*Required task*: Can you print every record below exactly as written?

--- start of Raw data ---

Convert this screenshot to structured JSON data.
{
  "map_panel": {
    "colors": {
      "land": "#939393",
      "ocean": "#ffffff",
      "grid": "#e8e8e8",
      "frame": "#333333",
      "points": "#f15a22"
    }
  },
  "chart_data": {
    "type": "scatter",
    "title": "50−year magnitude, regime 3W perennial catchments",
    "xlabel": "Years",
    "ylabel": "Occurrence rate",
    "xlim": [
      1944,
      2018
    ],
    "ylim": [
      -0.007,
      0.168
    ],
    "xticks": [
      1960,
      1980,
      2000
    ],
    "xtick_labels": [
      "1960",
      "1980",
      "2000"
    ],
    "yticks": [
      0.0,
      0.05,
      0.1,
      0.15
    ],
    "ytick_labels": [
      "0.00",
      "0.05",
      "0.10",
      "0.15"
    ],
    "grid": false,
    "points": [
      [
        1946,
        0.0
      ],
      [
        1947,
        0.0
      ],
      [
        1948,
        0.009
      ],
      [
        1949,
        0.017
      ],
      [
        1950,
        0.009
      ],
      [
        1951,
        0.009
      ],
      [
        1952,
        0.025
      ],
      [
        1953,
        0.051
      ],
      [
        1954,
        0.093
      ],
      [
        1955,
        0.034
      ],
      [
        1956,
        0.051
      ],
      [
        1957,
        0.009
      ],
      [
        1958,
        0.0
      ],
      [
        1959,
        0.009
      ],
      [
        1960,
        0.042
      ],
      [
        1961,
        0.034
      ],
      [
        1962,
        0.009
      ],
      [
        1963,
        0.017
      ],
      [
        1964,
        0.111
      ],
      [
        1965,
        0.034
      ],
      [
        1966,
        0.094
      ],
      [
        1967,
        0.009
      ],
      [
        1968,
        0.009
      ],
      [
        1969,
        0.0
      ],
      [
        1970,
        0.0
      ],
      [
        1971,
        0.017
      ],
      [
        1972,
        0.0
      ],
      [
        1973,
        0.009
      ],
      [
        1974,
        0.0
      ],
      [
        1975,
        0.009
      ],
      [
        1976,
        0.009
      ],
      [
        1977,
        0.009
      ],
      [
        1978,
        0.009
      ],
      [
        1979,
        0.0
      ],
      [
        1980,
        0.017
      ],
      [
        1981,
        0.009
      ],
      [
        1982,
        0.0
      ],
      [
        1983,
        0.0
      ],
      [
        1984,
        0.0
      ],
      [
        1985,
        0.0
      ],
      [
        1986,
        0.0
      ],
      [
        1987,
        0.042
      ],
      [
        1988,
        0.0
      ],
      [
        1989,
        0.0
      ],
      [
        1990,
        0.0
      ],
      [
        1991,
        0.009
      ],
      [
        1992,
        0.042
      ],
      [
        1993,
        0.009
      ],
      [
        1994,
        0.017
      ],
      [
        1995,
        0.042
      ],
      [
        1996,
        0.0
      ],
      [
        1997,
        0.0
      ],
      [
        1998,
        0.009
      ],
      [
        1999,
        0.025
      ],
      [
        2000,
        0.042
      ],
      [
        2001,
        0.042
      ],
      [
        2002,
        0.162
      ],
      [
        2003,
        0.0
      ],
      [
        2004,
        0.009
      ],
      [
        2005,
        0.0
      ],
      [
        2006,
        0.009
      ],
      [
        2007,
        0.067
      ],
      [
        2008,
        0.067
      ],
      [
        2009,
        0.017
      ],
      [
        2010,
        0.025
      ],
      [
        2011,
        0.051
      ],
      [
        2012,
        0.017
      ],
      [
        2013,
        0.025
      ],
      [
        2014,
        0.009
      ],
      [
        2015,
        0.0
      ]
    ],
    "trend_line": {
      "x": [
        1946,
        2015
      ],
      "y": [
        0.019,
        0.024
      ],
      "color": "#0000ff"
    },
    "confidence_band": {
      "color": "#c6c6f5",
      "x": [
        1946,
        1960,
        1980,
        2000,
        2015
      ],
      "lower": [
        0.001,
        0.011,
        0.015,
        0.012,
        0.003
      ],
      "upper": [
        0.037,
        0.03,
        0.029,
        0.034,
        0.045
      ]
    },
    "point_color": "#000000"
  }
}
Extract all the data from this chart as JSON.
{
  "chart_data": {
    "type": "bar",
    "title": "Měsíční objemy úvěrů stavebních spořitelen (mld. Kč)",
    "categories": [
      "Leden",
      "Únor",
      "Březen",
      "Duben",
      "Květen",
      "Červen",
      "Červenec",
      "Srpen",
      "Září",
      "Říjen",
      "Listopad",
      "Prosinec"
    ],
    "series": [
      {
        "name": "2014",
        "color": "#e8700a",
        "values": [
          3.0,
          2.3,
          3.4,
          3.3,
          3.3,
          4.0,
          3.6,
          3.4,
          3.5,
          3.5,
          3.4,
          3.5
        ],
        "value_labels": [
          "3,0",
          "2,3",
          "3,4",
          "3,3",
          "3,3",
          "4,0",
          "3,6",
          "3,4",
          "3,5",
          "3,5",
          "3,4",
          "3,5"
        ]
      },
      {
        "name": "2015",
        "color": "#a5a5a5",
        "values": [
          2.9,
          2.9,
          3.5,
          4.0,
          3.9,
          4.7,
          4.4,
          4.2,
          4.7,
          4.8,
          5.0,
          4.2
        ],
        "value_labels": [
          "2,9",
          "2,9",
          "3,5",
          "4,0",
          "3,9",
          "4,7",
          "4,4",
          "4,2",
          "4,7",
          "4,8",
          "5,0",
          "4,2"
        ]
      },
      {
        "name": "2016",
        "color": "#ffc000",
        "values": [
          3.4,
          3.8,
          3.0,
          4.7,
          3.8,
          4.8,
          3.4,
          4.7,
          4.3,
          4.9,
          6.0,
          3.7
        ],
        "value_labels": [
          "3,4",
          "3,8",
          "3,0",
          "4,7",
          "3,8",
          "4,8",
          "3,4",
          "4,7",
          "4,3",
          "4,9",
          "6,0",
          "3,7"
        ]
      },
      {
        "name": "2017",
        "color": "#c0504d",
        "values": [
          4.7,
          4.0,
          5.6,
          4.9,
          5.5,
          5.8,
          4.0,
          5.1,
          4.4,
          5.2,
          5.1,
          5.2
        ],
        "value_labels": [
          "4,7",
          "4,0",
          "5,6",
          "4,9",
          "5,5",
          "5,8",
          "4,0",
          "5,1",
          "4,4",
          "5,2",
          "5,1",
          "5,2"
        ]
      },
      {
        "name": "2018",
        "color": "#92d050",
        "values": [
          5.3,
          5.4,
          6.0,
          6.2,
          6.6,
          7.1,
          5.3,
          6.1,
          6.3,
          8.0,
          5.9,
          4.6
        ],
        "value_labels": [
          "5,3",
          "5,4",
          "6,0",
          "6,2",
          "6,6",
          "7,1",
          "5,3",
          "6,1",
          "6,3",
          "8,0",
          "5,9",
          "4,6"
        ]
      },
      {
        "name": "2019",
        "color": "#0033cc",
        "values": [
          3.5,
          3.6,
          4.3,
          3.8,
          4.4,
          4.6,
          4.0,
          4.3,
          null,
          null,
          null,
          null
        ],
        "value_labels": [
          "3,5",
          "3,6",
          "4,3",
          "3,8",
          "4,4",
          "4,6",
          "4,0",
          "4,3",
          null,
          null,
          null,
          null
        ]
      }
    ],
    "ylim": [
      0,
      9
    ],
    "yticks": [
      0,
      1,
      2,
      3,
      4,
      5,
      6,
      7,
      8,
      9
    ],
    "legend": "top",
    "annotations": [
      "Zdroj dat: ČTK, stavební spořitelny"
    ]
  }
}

--- end of Raw data ---

*Result of this exercise*:
Convert this screenshot to structured JSON data.
{
  "map_panel": {
    "colors": {
      "land": "#939393",
      "ocean": "#ffffff",
      "grid": "#e8e8e8",
      "frame": "#333333",
      "points": "#f15a22"
    }
  },
  "chart_data": {
    "type": "scatter",
    "title": "50−year magnitude, regime 3W perennial catchments",
    "xlabel": "Years",
    "ylabel": "Occurrence rate",
    "xlim": [
      1944,
      2018
    ],
    "ylim": [
      -0.007,
      0.168
    ],
    "xticks": [
      1960,
      1980,
      2000
    ],
    "xtick_labels": [
      "1960",
      "1980",
      "2000"
    ],
    "yticks": [
      0.0,
      0.05,
      0.1,
      0.15
    ],
    "ytick_labels": [
      "0.00",
      "0.05",
      "0.10",
      "0.15"
    ],
    "grid": false,
    "points": [
      [
        1946,
        0.0
      ],
      [
        1947,
        0.0
      ],
      [
        1948,
        0.009
      ],
      [
        1949,
        0.017
      ],
      [
        1950,
        0.009
      ],
      [
        1951,
        0.009
      ],
      [
        1952,
        0.025
      ],
      [
        1953,
        0.051
      ],
      [
        1954,
        0.093
      ],
      [
        1955,
        0.034
      ],
      [
        1956,
        0.051
      ],
      [
        1957,
        0.009
      ],
      [
        1958,
        0.0
      ],
      [
        1959,
        0.009
      ],
      [
        1960,
        0.042
      ],
      [
        1961,
        0.034
      ],
      [
        1962,
        0.009
      ],
      [
        1963,
        0.017
      ],
      [
        1964,
        0.111
      ],
      [
        1965,
        0.034
      ],
      [
        1966,
        0.094
      ],
      [
        1967,
        0.009
      ],
      [
        1968,
        0.009
      ],
      [
        1969,
        0.0
      ],
      [
        1970,
        0.0
      ],
      [
        1971,
        0.017
      ],
      [
        1972,
        0.0
      ],
      [
        1973,
        0.009
      ],
      [
        1974,
        0.0
      ],
      [
        1975,
        0.009
      ],
      [
        1976,
        0.009
      ],
      [
        1977,
        0.009
      ],
      [
        1978,
        0.009
      ],
      [
        1979,
        0.0
      ],
      [
        1980,
        0.017
      ],
      [
        1981,
        0.009
      ],
      [
        1982,
        0.0
      ],
      [
        1983,
        0.0
      ],
      [
        1984,
        0.0
      ],
      [
        1985,
        0.0
      ],
      [
        1986,
        0.0
      ],
      [
        1987,
        0.042
      ],
      [
        1988,
        0.0
      ],
      [
        1989,
        0.0
      ],
      [
        1990,
        0.0
      ],
      [
        1991,
        0.009
      ],
      [
        1992,
        0.042
      ],
      [
        1993,
        0.009
      ],
      [
        1994,
        0.017
      ],
      [
        1995,
        0.042
      ],
      [
        1996,
        0.0
      ],
      [
        1997,
        0.0
      ],
      [
        1998,
        0.009
      ],
      [
        1999,
        0.025
      ],
      [
        2000,
        0.042
      ],
      [
        2001,
        0.042
      ],
      [
        2002,
        0.162
      ],
      [
        2003,
        0.0
      ],
      [
        2004,
        0.009
      ],
      [
        2005,
        0.0
      ],
      [
        2006,
        0.009
      ],
      [
        2007,
        0.067
      ],
      [
        2008,
        0.067
      ],
      [
        2009,
        0.017
      ],
      [
        2010,
        0.025
      ],
      [
        2011,
        0.051
      ],
      [
        2012,
        0.017
      ],
      [
        2013,
        0.025
      ],
      [
        2014,
        0.009
      ],
      [
        2015,
        0.0
      ]
    ],
    "trend_line": {
      "x": [
        1946,
        2015
      ],
      "y": [
        0.019,
        0.024
      ],
      "color": "#0000ff"
    },
    "confidence_band": {
      "color": "#c6c6f5",
      "x": [
        1946,
        1960,
        1980,
        2000,
        2015
      ],
      "lower": [
        0.001,
        0.011,
        0.015,
        0.012,
        0.003
      ],
      "upper": [
        0.037,
        0.03,
        0.029,
        0.034,
        0.045
      ]
    },
    "point_color": "#000000"
  }
}
Extract all the data from this chart as JSON.
{
  "chart_data": {
    "type": "bar",
    "title": "Měsíční objemy úvěrů stavebních spořitelen (mld. Kč)",
    "categories": [
      "Leden",
      "Únor",
      "Březen",
      "Duben",
      "Květen",
      "Červen",
      "Červenec",
      "Srpen",
      "Září",
      "Říjen",
      "Listopad",
      "Prosinec"
    ],
    "series": [
      {
        "name": "2014",
        "color": "#e8700a",
        "values": [
          3.0,
          2.3,
          3.4,
          3.3,
          3.3,
          4.0,
          3.6,
          3.4,
          3.5,
          3.5,
          3.4,
          3.5
        ],
        "value_labels": [
          "3,0",
          "2,3",
          "3,4",
          "3,3",
          "3,3",
          "4,0",
          "3,6",
          "3,4",
          "3,5",
          "3,5",
          "3,4",
          "3,5"
        ]
      },
      {
        "name": "2015",
        "color": "#a5a5a5",
        "values": [
          2.9,
          2.9,
          3.5,
          4.0,
          3.9,
          4.7,
          4.4,
          4.2,
          4.7,
          4.8,
          5.0,
          4.2
        ],
        "value_labels": [
          "2,9",
          "2,9",
          "3,5",
          "4,0",
          "3,9",
          "4,7",
          "4,4",
          "4,2",
          "4,7",
          "4,8",
          "5,0",
          "4,2"
        ]
      },
      {
        "name": "2016",
        "color": "#ffc000",
        "values": [
          3.4,
          3.8,
          3.0,
          4.7,
          3.8,
          4.8,
          3.4,
          4.7,
          4.3,
          4.9,
          6.0,
          3.7
        ],
        "value_labels": [
          "3,4",
          "3,8",
          "3,0",
          "4,7",
          "3,8",
          "4,8",
          "3,4",
          "4,7",
          "4,3",
          "4,9",
          "6,0",
          "3,7"
        ]
      },
      {
        "name": "2017",
        "color": "#c0504d",
        "values": [
          4.7,
          4.0,
          5.6,
          4.9,
          5.5,
          5.8,
          4.0,
          5.1,
          4.4,
          5.2,
          5.1,
          5.2
        ],
        "value_labels": [
          "4,7",
          "4,0",
          "5,6",
          "4,9",
          "5,5",
          "5,8",
          "4,0",
          "5,1",
          "4,4",
          "5,2",
          "5,1",
          "5,2"
        ]
      },
      {
        "name": "2018",
        "color": "#92d050",
        "values": [
          5.3,
          5.4,
          6.0,
          6.2,
          6.6,
          7.1,
          5.3,
          6.1,
          6.3,
          8.0,
          5.9,
          4.6
        ],
        "value_labels": [
          "5,3",
          "5,4",
          "6,0",
          "6,2",
          "6,6",
          "7,1",
          "5,3",
          "6,1",
          "6,3",
          "8,0",
          "5,9",
          "4,6"
        ]
      },
      {
        "name": "2019",
        "color": "#0033cc",
        "values": [
          3.5,
          3.6,
          4.3,
          3.8,
          4.4,
          4.6,
          4.0,
          4.3,
          null,
          null,
          null,
          null
        ],
        "value_labels": [
          "3,5",
          "3,6",
          "4,3",
          "3,8",
          "4,4",
          "4,6",
          "4,0",
          "4,3",
          null,
          null,
          null,
          null
        ]
      }
    ],
    "ylim": [
      0,
      9
    ],
    "yticks": [
      0,
      1,
      2,
      3,
      4,
      5,
      6,
      7,
      8,
      9
    ],
    "legend": "top",
    "annotations": [
      "Zdroj dat: ČTK, stavební spořitelny"
    ]
  }
}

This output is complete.